══ DATA FOR THIS TASK
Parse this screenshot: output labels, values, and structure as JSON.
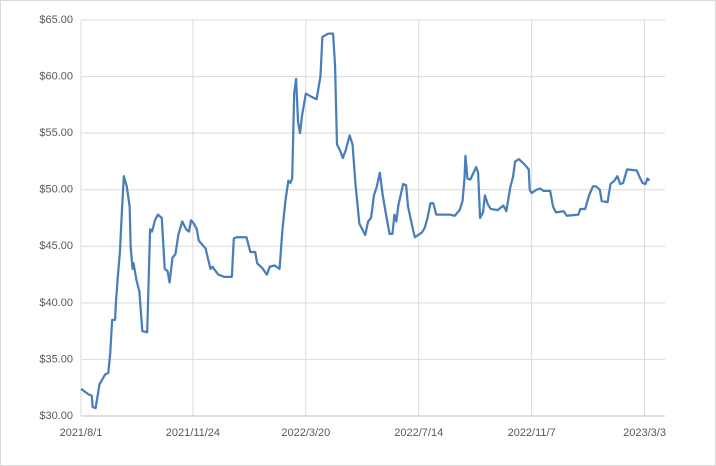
{
  "chart_data": {
    "type": "line",
    "color": "#4a7ebb",
    "grid": true,
    "xlim": [
      "2021/8/1",
      "2023/3/24"
    ],
    "xticks": [
      "2021/8/1",
      "2021/11/24",
      "2022/3/20",
      "2022/7/14",
      "2022/11/7",
      "2023/3/3"
    ],
    "ylim": [
      30,
      65
    ],
    "yticks": [
      {
        "value": 30,
        "label": "$30.00"
      },
      {
        "value": 35,
        "label": "$35.00"
      },
      {
        "value": 40,
        "label": "$40.00"
      },
      {
        "value": 45,
        "label": "$45.00"
      },
      {
        "value": 50,
        "label": "$50.00"
      },
      {
        "value": 55,
        "label": "$55.00"
      },
      {
        "value": 60,
        "label": "$60.00"
      },
      {
        "value": 65,
        "label": "$65.00"
      }
    ],
    "x": [
      "2021/8/1",
      "2021/8/9",
      "2021/8/12",
      "2021/8/13",
      "2021/8/16",
      "2021/8/20",
      "2021/8/26",
      "2021/8/29",
      "2021/8/31",
      "2021/9/2",
      "2021/9/5",
      "2021/9/6",
      "2021/9/8",
      "2021/9/10",
      "2021/9/12",
      "2021/9/14",
      "2021/9/17",
      "2021/9/20",
      "2021/9/21",
      "2021/9/23",
      "2021/9/24",
      "2021/9/27",
      "2021/9/30",
      "2021/10/3",
      "2021/10/8",
      "2021/10/11",
      "2021/10/13",
      "2021/10/16",
      "2021/10/19",
      "2021/10/23",
      "2021/10/26",
      "2021/10/29",
      "2021/10/31",
      "2021/11/3",
      "2021/11/6",
      "2021/11/9",
      "2021/11/13",
      "2021/11/17",
      "2021/11/20",
      "2021/11/22",
      "2021/11/25",
      "2021/11/28",
      "2021/11/30",
      "2021/12/7",
      "2021/12/12",
      "2021/12/14",
      "2021/12/20",
      "2021/12/26",
      "2022/1/3",
      "2022/1/5",
      "2022/1/8",
      "2022/1/18",
      "2022/1/22",
      "2022/1/27",
      "2022/1/29",
      "2022/2/3",
      "2022/2/8",
      "2022/2/11",
      "2022/2/16",
      "2022/2/21",
      "2022/2/24",
      "2022/2/27",
      "2022/3/2",
      "2022/3/4",
      "2022/3/6",
      "2022/3/8",
      "2022/3/10",
      "2022/3/12",
      "2022/3/14",
      "2022/3/16",
      "2022/3/20",
      "2022/3/26",
      "2022/3/31",
      "2022/4/4",
      "2022/4/6",
      "2022/4/12",
      "2022/4/17",
      "2022/4/19",
      "2022/4/21",
      "2022/4/24",
      "2022/4/27",
      "2022/4/30",
      "2022/5/4",
      "2022/5/7",
      "2022/5/10",
      "2022/5/14",
      "2022/5/20",
      "2022/5/23",
      "2022/5/26",
      "2022/5/29",
      "2022/6/1",
      "2022/6/4",
      "2022/6/7",
      "2022/6/11",
      "2022/6/14",
      "2022/6/17",
      "2022/6/19",
      "2022/6/21",
      "2022/6/23",
      "2022/6/28",
      "2022/7/1",
      "2022/7/3",
      "2022/7/8",
      "2022/7/10",
      "2022/7/17",
      "2022/7/20",
      "2022/7/23",
      "2022/7/26",
      "2022/7/29",
      "2022/8/1",
      "2022/8/15",
      "2022/8/20",
      "2022/8/25",
      "2022/8/28",
      "2022/8/30",
      "2022/8/31",
      "2022/9/2",
      "2022/9/5",
      "2022/9/11",
      "2022/9/13",
      "2022/9/15",
      "2022/9/18",
      "2022/9/20",
      "2022/9/23",
      "2022/9/26",
      "2022/10/3",
      "2022/10/9",
      "2022/10/12",
      "2022/10/16",
      "2022/10/19",
      "2022/10/21",
      "2022/10/25",
      "2022/10/31",
      "2022/11/4",
      "2022/11/5",
      "2022/11/7",
      "2022/11/12",
      "2022/11/16",
      "2022/11/19",
      "2022/11/26",
      "2022/11/29",
      "2022/12/2",
      "2022/12/10",
      "2022/12/13",
      "2022/12/25",
      "2022/12/27",
      "2023/1/1",
      "2023/1/5",
      "2023/1/9",
      "2023/1/12",
      "2023/1/16",
      "2023/1/18",
      "2023/1/24",
      "2023/1/27",
      "2023/1/31",
      "2023/2/3",
      "2023/2/6",
      "2023/2/9",
      "2023/2/13",
      "2023/2/23",
      "2023/2/26",
      "2023/3/1",
      "2023/3/4",
      "2023/3/6",
      "2023/3/8"
    ],
    "values": [
      32.4,
      31.9,
      31.8,
      30.8,
      30.7,
      32.8,
      33.7,
      33.8,
      35.5,
      38.5,
      38.5,
      40.2,
      42.5,
      44.5,
      48,
      51.2,
      50.3,
      48.5,
      45,
      43,
      43.5,
      42,
      41,
      37.5,
      37.4,
      46.5,
      46.3,
      47.3,
      47.8,
      47.5,
      43,
      42.8,
      41.8,
      44,
      44.3,
      46,
      47.2,
      46.5,
      46.3,
      47.3,
      47,
      46.5,
      45.5,
      44.8,
      43,
      43.2,
      42.5,
      42.3,
      42.3,
      45.7,
      45.8,
      45.8,
      44.5,
      44.5,
      43.5,
      43.1,
      42.5,
      43.2,
      43.3,
      43,
      46.5,
      49,
      50.8,
      50.6,
      51,
      58.5,
      59.8,
      56,
      55,
      56.5,
      58.5,
      58.2,
      58,
      60,
      63.5,
      63.8,
      63.8,
      61,
      54,
      53.5,
      52.8,
      53.5,
      54.8,
      54,
      50.5,
      47,
      46,
      47.2,
      47.5,
      49.5,
      50.3,
      51.5,
      49.5,
      47.5,
      46.1,
      46.1,
      47.8,
      47.2,
      48.6,
      50.5,
      50.4,
      48.5,
      46.5,
      45.8,
      46.2,
      46.6,
      47.5,
      48.8,
      48.8,
      47.8,
      47.8,
      47.7,
      48.2,
      49,
      51,
      53,
      51,
      50.9,
      52,
      51.5,
      47.5,
      48,
      49.5,
      48.7,
      48.3,
      48.2,
      48.6,
      48.1,
      50.2,
      51.2,
      52.5,
      52.7,
      52.2,
      51.8,
      50,
      49.7,
      50,
      50.1,
      49.9,
      49.9,
      48.5,
      48,
      48.1,
      47.7,
      47.8,
      48.3,
      48.3,
      49.5,
      50.3,
      50.3,
      50,
      49,
      48.9,
      50.5,
      50.8,
      51.2,
      50.5,
      50.6,
      51.8,
      51.7,
      51.1,
      50.6,
      50.5,
      51,
      50.8
    ]
  }
}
════
- _WHAT THE EXERCISE ASKS_: Without including any pictures, output all the entries above exactly.

- _RESULT OF THIS TASK_:
Parse this screenshot: output labels, values, and structure as JSON.
{
  "chart_data": {
    "type": "line",
    "color": "#4a7ebb",
    "grid": true,
    "xlim": [
      "2021/8/1",
      "2023/3/24"
    ],
    "xticks": [
      "2021/8/1",
      "2021/11/24",
      "2022/3/20",
      "2022/7/14",
      "2022/11/7",
      "2023/3/3"
    ],
    "ylim": [
      30,
      65
    ],
    "yticks": [
      {
        "value": 30,
        "label": "$30.00"
      },
      {
        "value": 35,
        "label": "$35.00"
      },
      {
        "value": 40,
        "label": "$40.00"
      },
      {
        "value": 45,
        "label": "$45.00"
      },
      {
        "value": 50,
        "label": "$50.00"
      },
      {
        "value": 55,
        "label": "$55.00"
      },
      {
        "value": 60,
        "label": "$60.00"
      },
      {
        "value": 65,
        "label": "$65.00"
      }
    ],
    "x": [
      "2021/8/1",
      "2021/8/9",
      "2021/8/12",
      "2021/8/13",
      "2021/8/16",
      "2021/8/20",
      "2021/8/26",
      "2021/8/29",
      "2021/8/31",
      "2021/9/2",
      "2021/9/5",
      "2021/9/6",
      "2021/9/8",
      "2021/9/10",
      "2021/9/12",
      "2021/9/14",
      "2021/9/17",
      "2021/9/20",
      "2021/9/21",
      "2021/9/23",
      "2021/9/24",
      "2021/9/27",
      "2021/9/30",
      "2021/10/3",
      "2021/10/8",
      "2021/10/11",
      "2021/10/13",
      "2021/10/16",
      "2021/10/19",
      "2021/10/23",
      "2021/10/26",
      "2021/10/29",
      "2021/10/31",
      "2021/11/3",
      "2021/11/6",
      "2021/11/9",
      "2021/11/13",
      "2021/11/17",
      "2021/11/20",
      "2021/11/22",
      "2021/11/25",
      "2021/11/28",
      "2021/11/30",
      "2021/12/7",
      "2021/12/12",
      "2021/12/14",
      "2021/12/20",
      "2021/12/26",
      "2022/1/3",
      "2022/1/5",
      "2022/1/8",
      "2022/1/18",
      "2022/1/22",
      "2022/1/27",
      "2022/1/29",
      "2022/2/3",
      "2022/2/8",
      "2022/2/11",
      "2022/2/16",
      "2022/2/21",
      "2022/2/24",
      "2022/2/27",
      "2022/3/2",
      "2022/3/4",
      "2022/3/6",
      "2022/3/8",
      "2022/3/10",
      "2022/3/12",
      "2022/3/14",
      "2022/3/16",
      "2022/3/20",
      "2022/3/26",
      "2022/3/31",
      "2022/4/4",
      "2022/4/6",
      "2022/4/12",
      "2022/4/17",
      "2022/4/19",
      "2022/4/21",
      "2022/4/24",
      "2022/4/27",
      "2022/4/30",
      "2022/5/4",
      "2022/5/7",
      "2022/5/10",
      "2022/5/14",
      "2022/5/20",
      "2022/5/23",
      "2022/5/26",
      "2022/5/29",
      "2022/6/1",
      "2022/6/4",
      "2022/6/7",
      "2022/6/11",
      "2022/6/14",
      "2022/6/17",
      "2022/6/19",
      "2022/6/21",
      "2022/6/23",
      "2022/6/28",
      "2022/7/1",
      "2022/7/3",
      "2022/7/8",
      "2022/7/10",
      "2022/7/17",
      "2022/7/20",
      "2022/7/23",
      "2022/7/26",
      "2022/7/29",
      "2022/8/1",
      "2022/8/15",
      "2022/8/20",
      "2022/8/25",
      "2022/8/28",
      "2022/8/30",
      "2022/8/31",
      "2022/9/2",
      "2022/9/5",
      "2022/9/11",
      "2022/9/13",
      "2022/9/15",
      "2022/9/18",
      "2022/9/20",
      "2022/9/23",
      "2022/9/26",
      "2022/10/3",
      "2022/10/9",
      "2022/10/12",
      "2022/10/16",
      "2022/10/19",
      "2022/10/21",
      "2022/10/25",
      "2022/10/31",
      "2022/11/4",
      "2022/11/5",
      "2022/11/7",
      "2022/11/12",
      "2022/11/16",
      "2022/11/19",
      "2022/11/26",
      "2022/11/29",
      "2022/12/2",
      "2022/12/10",
      "2022/12/13",
      "2022/12/25",
      "2022/12/27",
      "2023/1/1",
      "2023/1/5",
      "2023/1/9",
      "2023/1/12",
      "2023/1/16",
      "2023/1/18",
      "2023/1/24",
      "2023/1/27",
      "2023/1/31",
      "2023/2/3",
      "2023/2/6",
      "2023/2/9",
      "2023/2/13",
      "2023/2/23",
      "2023/2/26",
      "2023/3/1",
      "2023/3/4",
      "2023/3/6",
      "2023/3/8"
    ],
    "values": [
      32.4,
      31.9,
      31.8,
      30.8,
      30.7,
      32.8,
      33.7,
      33.8,
      35.5,
      38.5,
      38.5,
      40.2,
      42.5,
      44.5,
      48,
      51.2,
      50.3,
      48.5,
      45,
      43,
      43.5,
      42,
      41,
      37.5,
      37.4,
      46.5,
      46.3,
      47.3,
      47.8,
      47.5,
      43,
      42.8,
      41.8,
      44,
      44.3,
      46,
      47.2,
      46.5,
      46.3,
      47.3,
      47,
      46.5,
      45.5,
      44.8,
      43,
      43.2,
      42.5,
      42.3,
      42.3,
      45.7,
      45.8,
      45.8,
      44.5,
      44.5,
      43.5,
      43.1,
      42.5,
      43.2,
      43.3,
      43,
      46.5,
      49,
      50.8,
      50.6,
      51,
      58.5,
      59.8,
      56,
      55,
      56.5,
      58.5,
      58.2,
      58,
      60,
      63.5,
      63.8,
      63.8,
      61,
      54,
      53.5,
      52.8,
      53.5,
      54.8,
      54,
      50.5,
      47,
      46,
      47.2,
      47.5,
      49.5,
      50.3,
      51.5,
      49.5,
      47.5,
      46.1,
      46.1,
      47.8,
      47.2,
      48.6,
      50.5,
      50.4,
      48.5,
      46.5,
      45.8,
      46.2,
      46.6,
      47.5,
      48.8,
      48.8,
      47.8,
      47.8,
      47.7,
      48.2,
      49,
      51,
      53,
      51,
      50.9,
      52,
      51.5,
      47.5,
      48,
      49.5,
      48.7,
      48.3,
      48.2,
      48.6,
      48.1,
      50.2,
      51.2,
      52.5,
      52.7,
      52.2,
      51.8,
      50,
      49.7,
      50,
      50.1,
      49.9,
      49.9,
      48.5,
      48,
      48.1,
      47.7,
      47.8,
      48.3,
      48.3,
      49.5,
      50.3,
      50.3,
      50,
      49,
      48.9,
      50.5,
      50.8,
      51.2,
      50.5,
      50.6,
      51.8,
      51.7,
      51.1,
      50.6,
      50.5,
      51,
      50.8
    ]
  }
}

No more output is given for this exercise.